> **EXERCISE GOAL**
Transcribe the records that follow exactly. Skip the pictures.
Start INPUT ROWS
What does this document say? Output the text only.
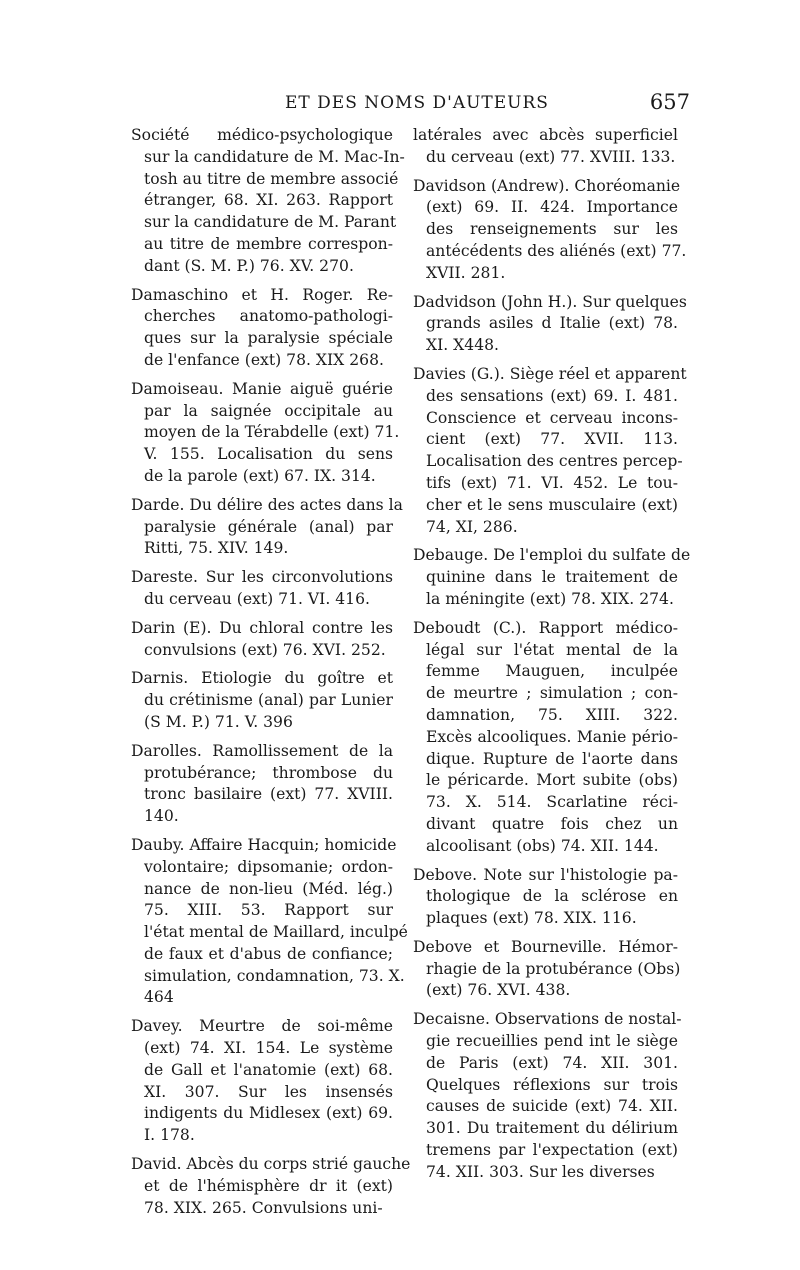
ET DES NOMS D'AUTEURS	657
Société médico-psychologique
sur la candidature de M. Mac-In-
tosh au titre de membre associé
étranger, 68. XI. 263. Rapport
sur la candidature de M. Parant
au titre de membre correspon-
dant (S. M. P.) 76. XV. 270.
Damaschino et H. Roger. Re-
cherches anatomo-pathologi-
ques sur la paralysie spéciale
de l'enfance (ext) 78. XIX 268.
Damoiseau. Manie aiguë guérie
par la saignée occipitale au
moyen de la Térabdelle (ext) 71.
V. 155. Localisation du sens
de la parole (ext) 67. IX. 314.
Darde. Du délire des actes dans la
paralysie générale (anal) par
Ritti, 75. XIV. 149.
Dareste. Sur les circonvolutions
du cerveau (ext) 71. VI. 416.
Darin (E). Du chloral contre les
convulsions (ext) 76. XVI. 252.
Darnis. Etiologie du goître et
du crétinisme (anal) par Lunier
(S M. P.) 71. V. 396
Darolles. Ramollissement de la
protubérance; thrombose du
tronc basilaire (ext) 77. XVIII.
140.
Dauby. Affaire Hacquin; homicide
volontaire; dipsomanie; ordon-
nance de non-lieu (Méd. lég.)
75. XIII. 53. Rapport sur
l'état mental de Maillard, inculpé
de faux et d'abus de confiance;
simulation, condamnation, 73. X.
464
Davey. Meurtre de soi-même
(ext) 74. XI. 154. Le système
de Gall et l'anatomie (ext) 68.
XI. 307. Sur les insensés
indigents du Midlesex (ext) 69.
I. 178.
David. Abcès du corps strié gauche
et de l'hémisphère dr it (ext)
78. XIX. 265. Convulsions uni-
latérales avec abcès superficiel
du cerveau (ext) 77. XVIII. 133.
Davidson (Andrew). Choréomanie
(ext) 69. II. 424. Importance
des renseignements sur les
antécédents des aliénés (ext) 77.
XVII. 281.
Dadvidson (John H.). Sur quelques
grands asiles d Italie (ext) 78.
XI. X448.
Davies (G.). Siège réel et apparent
des sensations (ext) 69. I. 481.
Conscience et cerveau incons-
cient (ext) 77. XVII. 113.
Localisation des centres percep-
tifs (ext) 71. VI. 452. Le tou-
cher et le sens musculaire (ext)
74, XI, 286.
Debauge. De l'emploi du sulfate de
quinine dans le traitement de
la méningite (ext) 78. XIX. 274.
Deboudt (C.). Rapport médico-
légal sur l'état mental de la
femme Mauguen, inculpée
de meurtre ; simulation ; con-
damnation, 75. XIII. 322.
Excès alcooliques. Manie pério-
dique. Rupture de l'aorte dans
le péricarde. Mort subite (obs)
73. X. 514. Scarlatine réci-
divant quatre fois chez un
alcoolisant (obs) 74. XII. 144.
Debove. Note sur l'histologie pa-
thologique de la sclérose en
plaques (ext) 78. XIX. 116.
Debove et Bourneville. Hémor-
rhagie de la protubérance (Obs)
(ext) 76. XVI. 438.
Decaisne. Observations de nostal-
gie recueillies pend int le siège
de Paris (ext) 74. XII. 301.
Quelques réflexions sur trois
causes de suicide (ext) 74. XII.
301. Du traitement du délirium
tremens par l'expectation (ext)
74. XII. 303. Sur les diverses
End INPUT ROWS
> **ANSWER TO THE EXERCISE**
What does this document say? Output the text only.
ET DES NOMS D'AUTEURS	657
Société médico-psychologique
sur la candidature de M. Mac-In-
tosh au titre de membre associé
étranger, 68. XI. 263. Rapport
sur la candidature de M. Parant
au titre de membre correspon-
dant (S. M. P.) 76. XV. 270.
Damaschino et H. Roger. Re-
cherches anatomo-pathologi-
ques sur la paralysie spéciale
de l'enfance (ext) 78. XIX 268.
Damoiseau. Manie aiguë guérie
par la saignée occipitale au
moyen de la Térabdelle (ext) 71.
V. 155. Localisation du sens
de la parole (ext) 67. IX. 314.
Darde. Du délire des actes dans la
paralysie générale (anal) par
Ritti, 75. XIV. 149.
Dareste. Sur les circonvolutions
du cerveau (ext) 71. VI. 416.
Darin (E). Du chloral contre les
convulsions (ext) 76. XVI. 252.
Darnis. Etiologie du goître et
du crétinisme (anal) par Lunier
(S M. P.) 71. V. 396
Darolles. Ramollissement de la
protubérance; thrombose du
tronc basilaire (ext) 77. XVIII.
140.
Dauby. Affaire Hacquin; homicide
volontaire; dipsomanie; ordon-
nance de non-lieu (Méd. lég.)
75. XIII. 53. Rapport sur
l'état mental de Maillard, inculpé
de faux et d'abus de confiance;
simulation, condamnation, 73. X.
464
Davey. Meurtre de soi-même
(ext) 74. XI. 154. Le système
de Gall et l'anatomie (ext) 68.
XI. 307. Sur les insensés
indigents du Midlesex (ext) 69.
I. 178.
David. Abcès du corps strié gauche
et de l'hémisphère dr it (ext)
78. XIX. 265. Convulsions uni-
latérales avec abcès superficiel
du cerveau (ext) 77. XVIII. 133.
Davidson (Andrew). Choréomanie
(ext) 69. II. 424. Importance
des renseignements sur les
antécédents des aliénés (ext) 77.
XVII. 281.
Dadvidson (John H.). Sur quelques
grands asiles d Italie (ext) 78.
XI. X448.
Davies (G.). Siège réel et apparent
des sensations (ext) 69. I. 481.
Conscience et cerveau incons-
cient (ext) 77. XVII. 113.
Localisation des centres percep-
tifs (ext) 71. VI. 452. Le tou-
cher et le sens musculaire (ext)
74, XI, 286.
Debauge. De l'emploi du sulfate de
quinine dans le traitement de
la méningite (ext) 78. XIX. 274.
Deboudt (C.). Rapport médico-
légal sur l'état mental de la
femme Mauguen, inculpée
de meurtre ; simulation ; con-
damnation, 75. XIII. 322.
Excès alcooliques. Manie pério-
dique. Rupture de l'aorte dans
le péricarde. Mort subite (obs)
73. X. 514. Scarlatine réci-
divant quatre fois chez un
alcoolisant (obs) 74. XII. 144.
Debove. Note sur l'histologie pa-
thologique de la sclérose en
plaques (ext) 78. XIX. 116.
Debove et Bourneville. Hémor-
rhagie de la protubérance (Obs)
(ext) 76. XVI. 438.
Decaisne. Observations de nostal-
gie recueillies pend int le siège
de Paris (ext) 74. XII. 301.
Quelques réflexions sur trois
causes de suicide (ext) 74. XII.
301. Du traitement du délirium
tremens par l'expectation (ext)
74. XII. 303. Sur les diverses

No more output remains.